→ **Passage**:
But it must be immutable to be copied around and stored inline in arrays, right? I know that StaticArrays mutate internal tuples, but even there they document that the mutable types are heap-allocated (generally). Mutability would allow something like:

result = let
  sv1 = SmallVec((1,2,3), nothing)           # 1st binding
  sv_duo = [sv1, SmallVec((4,5,6), nothing)] # 2nd binding
  sv_duo[1][2] = 20               # mutate via 2nd binding
  sv1                         # exit scope via 1st binding
end
result[2] == 20 # true

It seems like the small vector must be allocated on the heap and referenced instead of stored inline in the array in that case, and if so it must be done in all cases.

→ **Problem 1**:
Print the passage on small vector mutability word for word, in full.
The records have nothing to do with the passage.

→ **Input**:
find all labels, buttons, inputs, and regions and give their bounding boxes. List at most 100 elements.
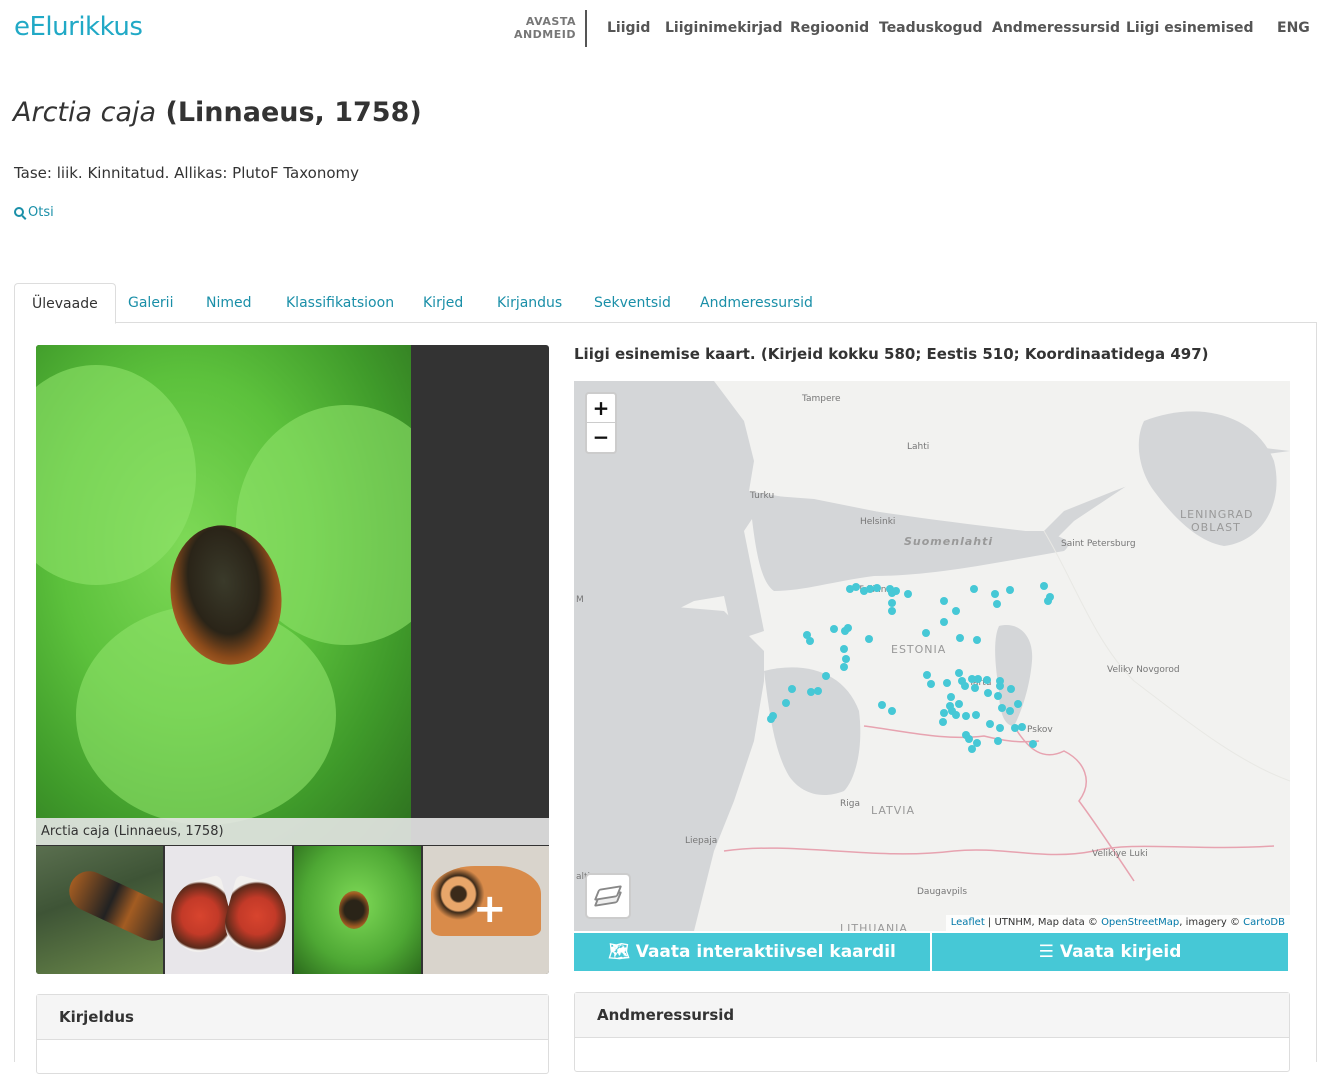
thumbnail-1[interactable] [36,846,163,974]
tab-overview[interactable]: Ülevaade [14,283,116,324]
nav-species[interactable]: Liigid [607,20,650,36]
occurrence-dot[interactable] [852,583,860,591]
tab-classification[interactable]: Klassifikatsioon [286,283,394,323]
zoom-in-button[interactable]: + [587,394,615,423]
explore-data-label[interactable]: AVASTA ANDMEID [512,15,576,41]
search-link[interactable]: Otsi [14,205,54,220]
occurrence-dot[interactable] [984,689,992,697]
occurrence-dot[interactable] [986,720,994,728]
occurrence-dot[interactable] [1006,586,1014,594]
occurrence-dot[interactable] [970,585,978,593]
nav-species-lists[interactable]: Liiginimekirjad [665,20,782,36]
tab-records[interactable]: Kirjed [423,283,463,323]
nav-collections[interactable]: Teaduskogud [879,20,983,36]
occurrence-dot[interactable] [923,671,931,679]
occurrence-dot[interactable] [952,711,960,719]
occurrence-dot[interactable] [904,590,912,598]
occurrence-dot[interactable] [873,584,881,592]
occurrence-map[interactable]: Tampere Lahti Turku Helsinki Saint Peter… [574,381,1290,931]
language-switch[interactable]: ENG [1277,20,1310,36]
occurrence-dot[interactable] [806,637,814,645]
occurrence-dot[interactable] [840,645,848,653]
occurrence-dot[interactable] [788,685,796,693]
occurrence-dot[interactable] [865,635,873,643]
occurrence-dot[interactable] [996,682,1004,690]
occurrence-dot[interactable] [994,692,1002,700]
occurrence-dot[interactable] [956,634,964,642]
occurrence-dot[interactable] [1007,685,1015,693]
occurrence-dot[interactable] [830,625,838,633]
occurrence-dot[interactable] [972,711,980,719]
thumbnail-2[interactable] [165,846,292,974]
occurrence-dot[interactable] [943,679,951,687]
occurrence-dot[interactable] [955,669,963,677]
main-photo[interactable] [36,345,411,845]
occurrence-dot[interactable] [939,718,947,726]
map-canvas: Tampere Lahti Turku Helsinki Saint Peter… [574,381,1290,931]
occurrence-dot[interactable] [952,607,960,615]
occurrence-dot[interactable] [962,712,970,720]
occurrence-dot[interactable] [940,597,948,605]
occurrence-dot[interactable] [844,624,852,632]
occurrence-dot[interactable] [1006,707,1014,715]
occurrence-dot[interactable] [968,745,976,753]
occurrence-dot[interactable] [940,709,948,717]
occurrence-dot[interactable] [991,590,999,598]
label-m: M [576,595,584,605]
occurrence-dot[interactable] [1040,582,1048,590]
leaflet-link[interactable]: Leaflet [951,917,985,928]
site-logo[interactable]: eElurikkus [14,12,143,42]
tab-data-resources[interactable]: Andmeressursid [700,283,813,323]
tab-sequences[interactable]: Sekventsid [594,283,671,323]
occurrence-dot[interactable] [1029,740,1037,748]
occurrence-dot[interactable] [922,629,930,637]
occurrence-dot[interactable] [927,680,935,688]
occurrence-dot[interactable] [1018,723,1026,731]
occurrence-dot[interactable] [822,672,830,680]
occurrence-dot[interactable] [814,687,822,695]
occurrence-dot[interactable] [973,636,981,644]
occurrence-dot[interactable] [971,684,979,692]
thumbnail-4[interactable]: + [423,846,549,974]
occurrence-dot[interactable] [892,587,900,595]
thumbnail-3[interactable] [294,846,421,974]
occurrence-dot[interactable] [840,663,848,671]
occurrence-dot[interactable] [842,655,850,663]
occurrence-dot[interactable] [782,699,790,707]
tab-names[interactable]: Nimed [206,283,252,323]
occurrence-dot[interactable] [940,618,948,626]
occurrence-dot[interactable] [807,688,815,696]
occurrence-dot[interactable] [962,731,970,739]
occurrence-dot[interactable] [1011,724,1019,732]
occurrence-dot[interactable] [996,724,1004,732]
occurrence-dot[interactable] [961,682,969,690]
nav-data-resources[interactable]: Andmeressursid [992,20,1120,36]
occurrence-dot[interactable] [1044,597,1052,605]
carto-link[interactable]: CartoDB [1243,917,1285,928]
occurrence-dot[interactable] [888,607,896,615]
nav-regions[interactable]: Regioonid [790,20,869,36]
occurrence-dot[interactable] [1014,700,1022,708]
osm-link[interactable]: OpenStreetMap [1101,917,1179,928]
occurrence-dot[interactable] [947,693,955,701]
occurrence-dot[interactable] [983,676,991,684]
label-latvia: LATVIA [871,804,915,817]
occurrence-dot[interactable] [955,700,963,708]
layers-button[interactable] [585,873,631,919]
view-records-button[interactable]: ☰ Vaata kirjeid [932,933,1288,971]
interactive-map-button[interactable]: 🗺 Vaata interaktiivsel kaardil [574,933,930,971]
nav-occurrences[interactable]: Liigi esinemised [1126,20,1254,36]
tab-literature[interactable]: Kirjandus [497,283,562,323]
label-lahti: Lahti [907,442,929,452]
occurrence-dot[interactable] [998,704,1006,712]
occurrence-dot[interactable] [888,707,896,715]
occurrence-dot[interactable] [767,715,775,723]
zoom-out-button[interactable]: − [587,423,615,452]
occurrence-dot[interactable] [878,701,886,709]
occurrence-dot[interactable] [994,737,1002,745]
occurrence-dot[interactable] [866,585,874,593]
tab-gallery[interactable]: Galerii [128,283,173,323]
occurrence-dot[interactable] [974,675,982,683]
occurrence-dot[interactable] [888,599,896,607]
occurrence-dot[interactable] [993,600,1001,608]
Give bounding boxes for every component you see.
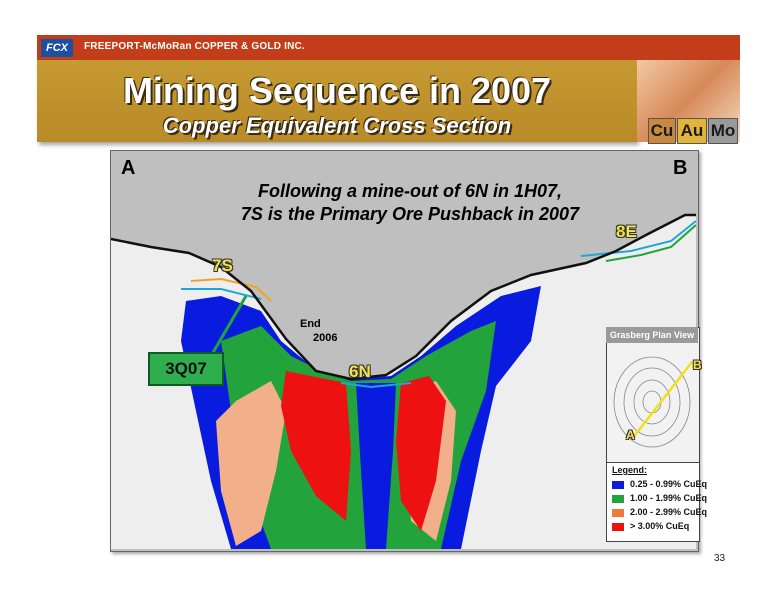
slide-title: Mining Sequence in 2007 bbox=[122, 70, 552, 111]
legend-item: 0.25 - 0.99% CuEq bbox=[612, 479, 707, 489]
label-end: End bbox=[300, 318, 321, 330]
element-badge-cu: Cu bbox=[648, 118, 676, 144]
element-badge-mo: Mo bbox=[708, 118, 738, 144]
caption-line-2: 7S is the Primary Ore Pushback in 2007 bbox=[240, 204, 580, 224]
label-8e: 8E bbox=[616, 222, 637, 241]
label-end-year: 2006 bbox=[313, 332, 338, 344]
section-label-b: B bbox=[673, 157, 688, 179]
legend-item: 2.00 - 2.99% CuEq bbox=[612, 507, 707, 517]
legend-swatch bbox=[612, 522, 624, 531]
legend-title: Legend: bbox=[612, 465, 647, 475]
legend-label: > 3.00% CuEq bbox=[630, 521, 690, 531]
caption-line-1: Following a mine-out of 6N in 1H07, bbox=[257, 181, 562, 201]
plan-view-label-a: A bbox=[626, 428, 635, 442]
legend-label: 1.00 - 1.99% CuEq bbox=[630, 493, 708, 503]
plan-view-title: Grasberg Plan View bbox=[606, 327, 698, 343]
legend-swatch bbox=[612, 480, 624, 489]
page-number: 33 bbox=[714, 553, 726, 564]
legend-swatch bbox=[612, 508, 624, 517]
slide-subtitle: Copper Equivalent Cross Section bbox=[162, 113, 512, 138]
element-badge-au: Au bbox=[677, 118, 707, 144]
label-6n: 6N bbox=[349, 362, 371, 381]
company-name: FREEPORT-McMoRan COPPER & GOLD INC. bbox=[84, 41, 305, 52]
section-label-a: A bbox=[121, 157, 136, 179]
legend-label: 0.25 - 0.99% CuEq bbox=[630, 479, 708, 489]
plan-view-map bbox=[613, 356, 693, 448]
legend-label: 2.00 - 2.99% CuEq bbox=[630, 507, 708, 517]
company-logo: FCX bbox=[41, 39, 73, 57]
legend-item: 1.00 - 1.99% CuEq bbox=[612, 493, 707, 503]
label-7s: 7S bbox=[212, 256, 233, 275]
label-3q07: 3Q07 bbox=[148, 352, 224, 386]
legend-item: > 3.00% CuEq bbox=[612, 521, 689, 531]
plan-view-label-b: B bbox=[693, 358, 702, 372]
legend-swatch bbox=[612, 494, 624, 503]
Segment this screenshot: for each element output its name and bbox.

→ **Problem 2**:
In the records, output every line from the one containing "slide-title: Mining Sequence" through the one containing "plan-view-title: Grasberg Plan", both included, and nothing else.

→ **Full output 1**:
But it must be immutable to be copied around and stored inline in arrays, right? I know that StaticArrays mutate internal tuples, but even there they document that the mutable types are heap-allocated (generally). Mutability would allow something like:

result = let
  sv1 = SmallVec((1,2,3), nothing)           # 1st binding
  sv_duo = [sv1, SmallVec((4,5,6), nothing)] # 2nd binding
  sv_duo[1][2] = 20               # mutate via 2nd binding
  sv1                         # exit scope via 1st binding
end
result[2] == 20 # true

It seems like the small vector must be allocated on the heap and referenced instead of stored inline in the array in that case, and if so it must be done in all cases.

→ **Full output 2**:
slide-title: Mining Sequence in 2007 bbox=[122, 70, 552, 111]
legend-item: 0.25 - 0.99% CuEq bbox=[612, 479, 707, 489]
label-end: End bbox=[300, 318, 321, 330]
element-badge-cu: Cu bbox=[648, 118, 676, 144]
element-badge-mo: Mo bbox=[708, 118, 738, 144]
caption-line-2: 7S is the Primary Ore Pushback in 2007 bbox=[240, 204, 580, 224]
label-8e: 8E bbox=[616, 222, 637, 241]
label-end-year: 2006 bbox=[313, 332, 338, 344]
section-label-b: B bbox=[673, 157, 688, 179]
legend-item: 2.00 - 2.99% CuEq bbox=[612, 507, 707, 517]
legend-swatch bbox=[612, 522, 624, 531]
legend-title: Legend: bbox=[612, 465, 647, 475]
legend-label: > 3.00% CuEq bbox=[630, 521, 690, 531]
caption-line-1: Following a mine-out of 6N in 1H07, bbox=[257, 181, 562, 201]
plan-view-label-a: A bbox=[626, 428, 635, 442]
legend-label: 1.00 - 1.99% CuEq bbox=[630, 493, 708, 503]
plan-view-title: Grasberg Plan View bbox=[606, 327, 698, 343]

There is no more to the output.